**GOAL OF THE EXERCISE:** What you return should match every record exactly, with the images removed.

:::::

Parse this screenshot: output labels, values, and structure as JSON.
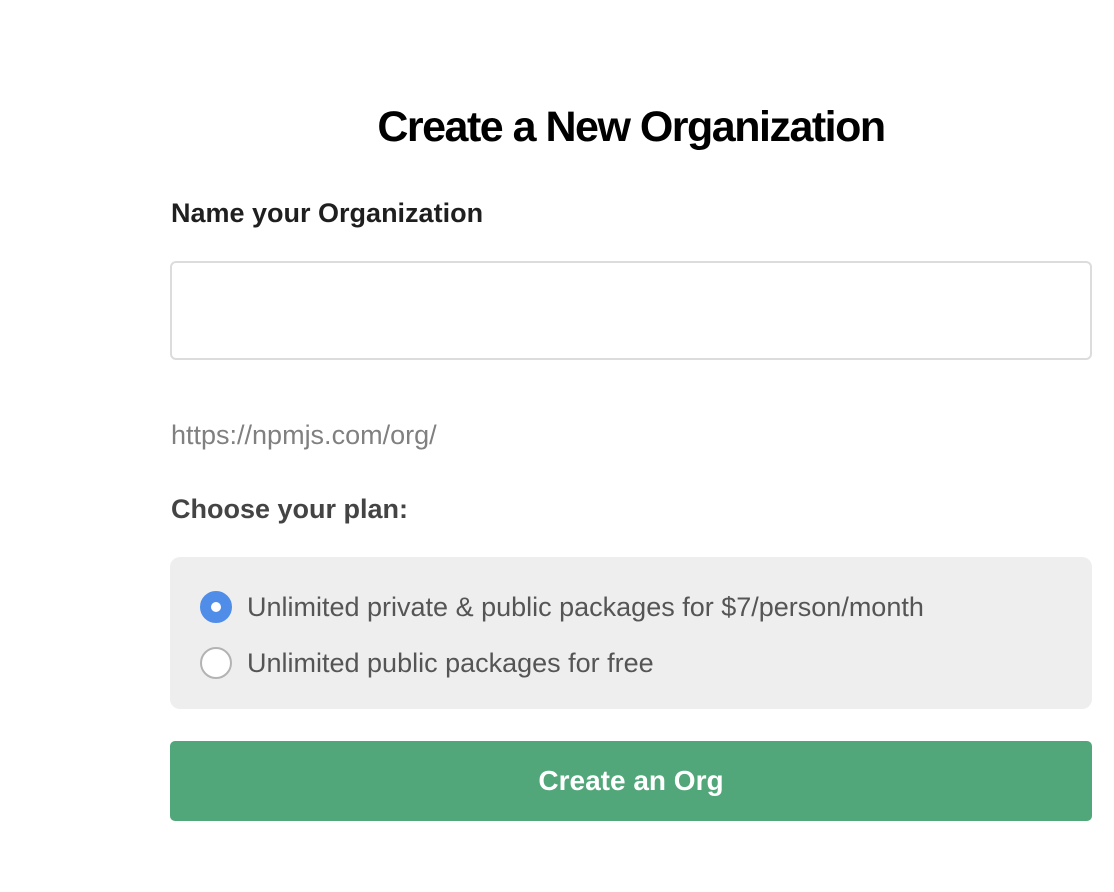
{
  "page": {
    "title": "Create a New Organization"
  },
  "form": {
    "name_label": "Name your Organization",
    "name_value": "",
    "url_prefix": "https://npmjs.com/org/",
    "plan_label": "Choose your plan:",
    "plans": [
      {
        "label": "Unlimited private & public packages for $7/person/month",
        "selected": true
      },
      {
        "label": "Unlimited public packages for free",
        "selected": false
      }
    ],
    "submit_label": "Create an Org"
  },
  "colors": {
    "accent_green": "#51a779",
    "radio_selected": "#4f8de8",
    "plan_box_bg": "#eeeeee"
  }
}
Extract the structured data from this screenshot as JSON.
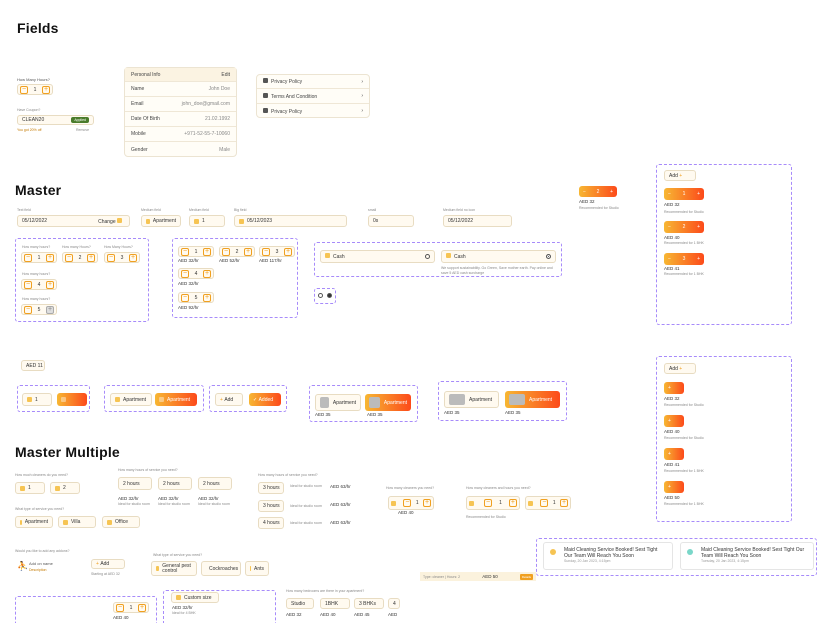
{
  "sections": {
    "fields": "Fields",
    "master": "Master",
    "master_multiple": "Master Multiple"
  },
  "fields": {
    "hours_label": "How Many Hours?",
    "hours_value": "1",
    "coupon_label": "Have Coupon?",
    "coupon_value": "CLEAN20",
    "coupon_badge": "Applied",
    "coupon_note": "You got 20% off",
    "coupon_remove": "Remove",
    "personal": {
      "title": "Personal Info",
      "edit": "Edit",
      "rows": [
        {
          "k": "Name",
          "v": "John Doe"
        },
        {
          "k": "Email",
          "v": "john_doe@gmail.com"
        },
        {
          "k": "Date Of Birth",
          "v": "21.02.1992"
        },
        {
          "k": "Mobile",
          "v": "+971-52-55-7-10060"
        },
        {
          "k": "Gender",
          "v": "Male"
        }
      ]
    },
    "links": [
      "Privacy Policy",
      "Terms And Condition",
      "Privacy Policy"
    ]
  },
  "master": {
    "text_field_label": "Text field",
    "text_field_value": "05/12/2022",
    "text_field_action": "Change",
    "medium_field_label": "Medium field",
    "medium_field_value": "Apartment",
    "medium_field2_label": "Medium field",
    "medium_field2_value": "1",
    "big_field_label": "Big field",
    "big_field_value": "05/12/2023",
    "small_label": "small",
    "small_value": "0s",
    "medium_field_no_icon_label": "Medium field no icon",
    "medium_field_no_icon_value": "05/12/2022",
    "q_cleaners": "How many hours?",
    "q_hours": "How many Hours?",
    "q_hours2": "How Many Hours?",
    "v1": "1",
    "v2": "2",
    "v3": "3",
    "v4": "4",
    "v5": "5",
    "price_1": "AED 32/hr",
    "price_2": "AED 52/hr",
    "price_3": "AED 117/hr",
    "price_4": "AED 32/hr",
    "price_5": "AED 92/hr",
    "pay_cash1": "Cash",
    "pay_cash2": "Cash",
    "pay_note": "We support sustainability. Go Green, Save mother earth. Pay online and save 5 AED cash surcharge",
    "top_price": "AED 32",
    "top_reco": "Recommended for Studio",
    "aed_tag": "AED 11",
    "opt_apartment": "Apartment",
    "opt_add": "Add",
    "opt_added": "Added",
    "aed_35": "AED 35",
    "right_add": "Add",
    "right_items": [
      {
        "price": "AED 32",
        "reco": "Recommended for Studio"
      },
      {
        "price": "AED 40",
        "reco": "Recommended for 1 BHK"
      },
      {
        "price": "AED 41",
        "reco": "Recommended for 1 BHK"
      }
    ],
    "right2_items": [
      {
        "price": "AED 32",
        "reco": "Recommended for Studio"
      },
      {
        "price": "AED 40",
        "reco": "Recommended for Studio"
      },
      {
        "price": "AED 41",
        "reco": "Recommended for 1 BHK"
      },
      {
        "price": "AED 50",
        "reco": "Recommended for 1 BHK"
      }
    ]
  },
  "multiple": {
    "q_cleaners": "How much cleaners do you need?",
    "q_hours": "How many hours of service you need?",
    "q_hours2": "How many hours of service you need?",
    "q_cleaners2": "How many cleaners you need?",
    "q_cleaners_hours": "How many cleaners and hours you need?",
    "q_type": "What type of service you need?",
    "q_type2": "What type of service you need?",
    "q_addons": "Would you like to add any addons?",
    "q_bedrooms": "How many bedrooms are there in your apartment?",
    "c1": "1",
    "c2": "2",
    "h2": "2 hours",
    "h2b": "2 hours",
    "h2c": "2 hours",
    "h3": "3 hours",
    "h3b": "3 hours",
    "h4": "4 hours",
    "p1": "AED 32/hr",
    "p2": "AED 32/hr",
    "p3": "AED 32/hr",
    "p_ideal": "Ideal for studio room",
    "aed63": "AED 63/hr",
    "apartment": "Apartment",
    "villa": "Villa",
    "office": "Office",
    "general": "General pest control",
    "cockroaches": "Cockroaches",
    "ants": "Ants",
    "addon_name": "Add on name",
    "addon_desc": "Description",
    "addon_add": "Add",
    "addon_price": "Starting at AED 32",
    "custom_size": "Custom size",
    "custom_price": "AED 32/hr",
    "custom_ideal": "Ideal for 4 BHK",
    "bed_studio": "Studio",
    "bed_1": "1BHK",
    "bed_3": "3 BHKs",
    "bed_4": "4",
    "bed_p1": "AED 32",
    "bed_p2": "AED 40",
    "bed_p3": "AED 45",
    "bed_p4": "AED",
    "rec_studio": "Recommended for Studio",
    "aed_40": "AED 40",
    "bar_text": "Type: cleaner | Hours: 2",
    "bar_price": "AED 50",
    "bar_btn": "Details",
    "notif1": "Maid Cleaning Service Booked! Sest Tight Our Team Will Reach You Soon",
    "notif1_time": "Sunday, 20 Jan 2023, 4:15pm",
    "notif2": "Maid Cleaning Service Booked! Sest Tight Our Team Will Reach You Soon",
    "notif2_time": "Tuesday, 20 Jan 2023, 4:15pm"
  },
  "colors": {
    "accent": "#f0a020",
    "gradient_start": "#f7b733",
    "gradient_end": "#fc4a1a",
    "dashed": "#a78bfa"
  }
}
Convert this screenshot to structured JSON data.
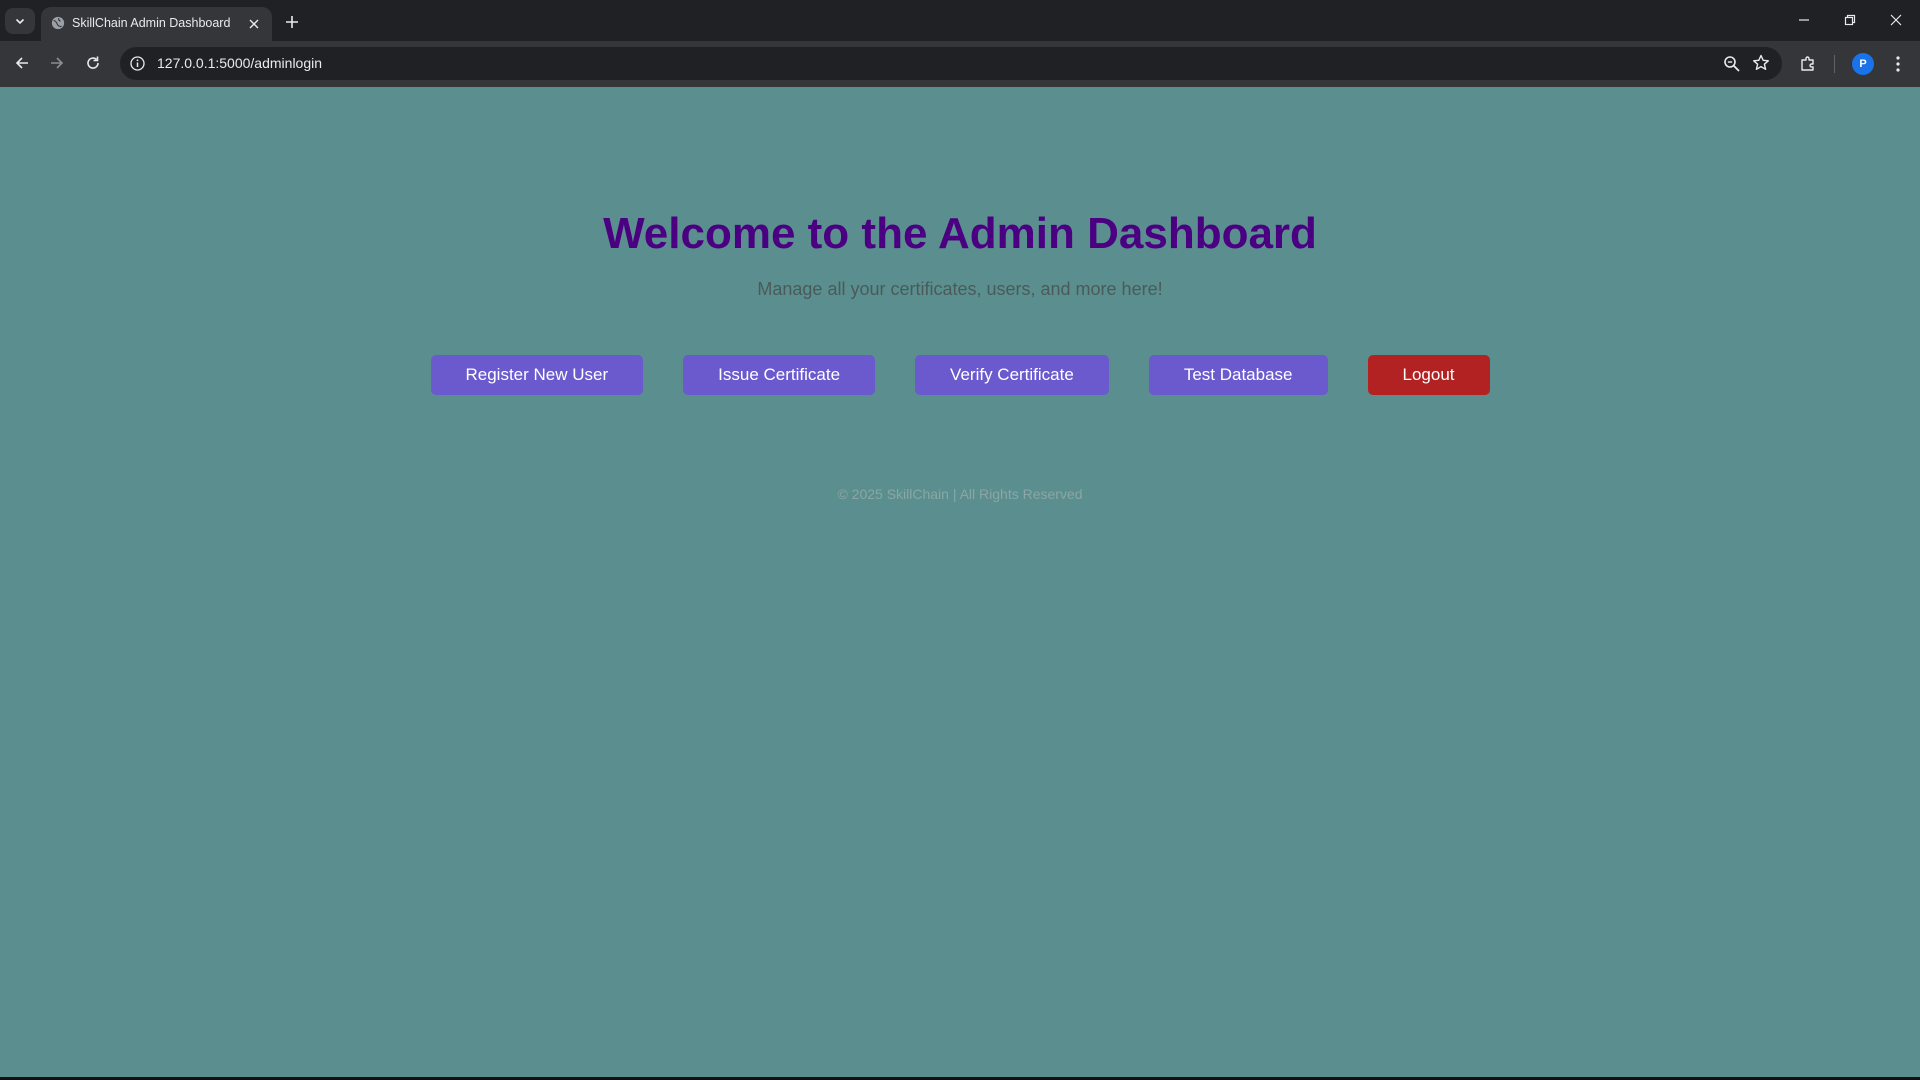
{
  "browser": {
    "tab_title": "SkillChain Admin Dashboard",
    "url": "127.0.0.1:5000/adminlogin",
    "profile_initial": "P"
  },
  "page": {
    "heading": "Welcome to the Admin Dashboard",
    "subtitle": "Manage all your certificates, users, and more here!",
    "buttons": [
      {
        "label": "Register New User"
      },
      {
        "label": "Issue Certificate"
      },
      {
        "label": "Verify Certificate"
      },
      {
        "label": "Test Database"
      },
      {
        "label": "Logout"
      }
    ],
    "footer": "© 2025 SkillChain | All Rights Reserved"
  },
  "colors": {
    "page_background": "#5b8f8f",
    "heading": "#4b0082",
    "primary_button": "#6a5acd",
    "logout_button": "#b22222"
  }
}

:::::

**REPLY:**
Parse this screenshot: output labels, values, and structure as JSON.
{
  "page": {
    "title": "Create a New Organization"
  },
  "form": {
    "name_label": "Name your Organization",
    "name_value": "",
    "url_prefix": "https://npmjs.com/org/",
    "plan_label": "Choose your plan:",
    "plans": [
      {
        "label": "Unlimited private & public packages for $7/person/month",
        "selected": true
      },
      {
        "label": "Unlimited public packages for free",
        "selected": false
      }
    ],
    "submit_label": "Create an Org"
  },
  "colors": {
    "accent_green": "#51a779",
    "radio_selected": "#4f8de8",
    "plan_box_bg": "#eeeeee"
  }
}
Extract the structured data from this screenshot as JSON.
{
  "sections": {
    "fields": "Fields",
    "master": "Master",
    "master_multiple": "Master Multiple"
  },
  "fields": {
    "hours_label": "How Many Hours?",
    "hours_value": "1",
    "coupon_label": "Have Coupon?",
    "coupon_value": "CLEAN20",
    "coupon_badge": "Applied",
    "coupon_note": "You got 20% off",
    "coupon_remove": "Remove",
    "personal": {
      "title": "Personal Info",
      "edit": "Edit",
      "rows": [
        {
          "k": "Name",
          "v": "John Doe"
        },
        {
          "k": "Email",
          "v": "john_doe@gmail.com"
        },
        {
          "k": "Date Of Birth",
          "v": "21.02.1992"
        },
        {
          "k": "Mobile",
          "v": "+971-52-55-7-10060"
        },
        {
          "k": "Gender",
          "v": "Male"
        }
      ]
    },
    "links": [
      "Privacy Policy",
      "Terms And Condition",
      "Privacy Policy"
    ]
  },
  "master": {
    "text_field_label": "Text field",
    "text_field_value": "05/12/2022",
    "text_field_action": "Change",
    "medium_field_label": "Medium field",
    "medium_field_value": "Apartment",
    "medium_field2_label": "Medium field",
    "medium_field2_value": "1",
    "big_field_label": "Big field",
    "big_field_value": "05/12/2023",
    "small_label": "small",
    "small_value": "0s",
    "medium_field_no_icon_label": "Medium field no icon",
    "medium_field_no_icon_value": "05/12/2022",
    "q_cleaners": "How many hours?",
    "q_hours": "How many Hours?",
    "q_hours2": "How Many Hours?",
    "v1": "1",
    "v2": "2",
    "v3": "3",
    "v4": "4",
    "v5": "5",
    "price_1": "AED 32/hr",
    "price_2": "AED 52/hr",
    "price_3": "AED 117/hr",
    "price_4": "AED 32/hr",
    "price_5": "AED 92/hr",
    "pay_cash1": "Cash",
    "pay_cash2": "Cash",
    "pay_note": "We support sustainability. Go Green, Save mother earth. Pay online and save 5 AED cash surcharge",
    "top_price": "AED 32",
    "top_reco": "Recommended for Studio",
    "aed_tag": "AED 11",
    "opt_apartment": "Apartment",
    "opt_add": "Add",
    "opt_added": "Added",
    "aed_35": "AED 35",
    "right_add": "Add",
    "right_items": [
      {
        "price": "AED 32",
        "reco": "Recommended for Studio"
      },
      {
        "price": "AED 40",
        "reco": "Recommended for 1 BHK"
      },
      {
        "price": "AED 41",
        "reco": "Recommended for 1 BHK"
      }
    ],
    "right2_items": [
      {
        "price": "AED 32",
        "reco": "Recommended for Studio"
      },
      {
        "price": "AED 40",
        "reco": "Recommended for Studio"
      },
      {
        "price": "AED 41",
        "reco": "Recommended for 1 BHK"
      },
      {
        "price": "AED 50",
        "reco": "Recommended for 1 BHK"
      }
    ]
  },
  "multiple": {
    "q_cleaners": "How much cleaners do you need?",
    "q_hours": "How many hours of service you need?",
    "q_hours2": "How many hours of service you need?",
    "q_cleaners2": "How many cleaners you need?",
    "q_cleaners_hours": "How many cleaners and hours you need?",
    "q_type": "What type of service you need?",
    "q_type2": "What type of service you need?",
    "q_addons": "Would you like to add any addons?",
    "q_bedrooms": "How many bedrooms are there in your apartment?",
    "c1": "1",
    "c2": "2",
    "h2": "2 hours",
    "h2b": "2 hours",
    "h2c": "2 hours",
    "h3": "3 hours",
    "h3b": "3 hours",
    "h4": "4 hours",
    "p1": "AED 32/hr",
    "p2": "AED 32/hr",
    "p3": "AED 32/hr",
    "p_ideal": "Ideal for studio room",
    "aed63": "AED 63/hr",
    "apartment": "Apartment",
    "villa": "Villa",
    "office": "Office",
    "general": "General pest control",
    "cockroaches": "Cockroaches",
    "ants": "Ants",
    "addon_name": "Add on name",
    "addon_desc": "Description",
    "addon_add": "Add",
    "addon_price": "Starting at AED 32",
    "custom_size": "Custom size",
    "custom_price": "AED 32/hr",
    "custom_ideal": "Ideal for 4 BHK",
    "bed_studio": "Studio",
    "bed_1": "1BHK",
    "bed_3": "3 BHKs",
    "bed_4": "4",
    "bed_p1": "AED 32",
    "bed_p2": "AED 40",
    "bed_p3": "AED 45",
    "bed_p4": "AED",
    "rec_studio": "Recommended for Studio",
    "aed_40": "AED 40",
    "bar_text": "Type: cleaner | Hours: 2",
    "bar_price": "AED 50",
    "bar_btn": "Details",
    "notif1": "Maid Cleaning Service Booked! Sest Tight Our Team Will Reach You Soon",
    "notif1_time": "Sunday, 20 Jan 2023, 4:15pm",
    "notif2": "Maid Cleaning Service Booked! Sest Tight Our Team Will Reach You Soon",
    "notif2_time": "Tuesday, 20 Jan 2023, 4:15pm"
  },
  "colors": {
    "accent": "#f0a020",
    "gradient_start": "#f7b733",
    "gradient_end": "#fc4a1a",
    "dashed": "#a78bfa"
  }
}
Convert this screenshot to structured JSON data.
{
  "browser": {
    "tab_title": "SkillChain Admin Dashboard",
    "url": "127.0.0.1:5000/adminlogin",
    "profile_initial": "P"
  },
  "page": {
    "heading": "Welcome to the Admin Dashboard",
    "subtitle": "Manage all your certificates, users, and more here!",
    "buttons": [
      {
        "label": "Register New User"
      },
      {
        "label": "Issue Certificate"
      },
      {
        "label": "Verify Certificate"
      },
      {
        "label": "Test Database"
      },
      {
        "label": "Logout"
      }
    ],
    "footer": "© 2025 SkillChain | All Rights Reserved"
  },
  "colors": {
    "page_background": "#5b8f8f",
    "heading": "#4b0082",
    "primary_button": "#6a5acd",
    "logout_button": "#b22222"
  }
}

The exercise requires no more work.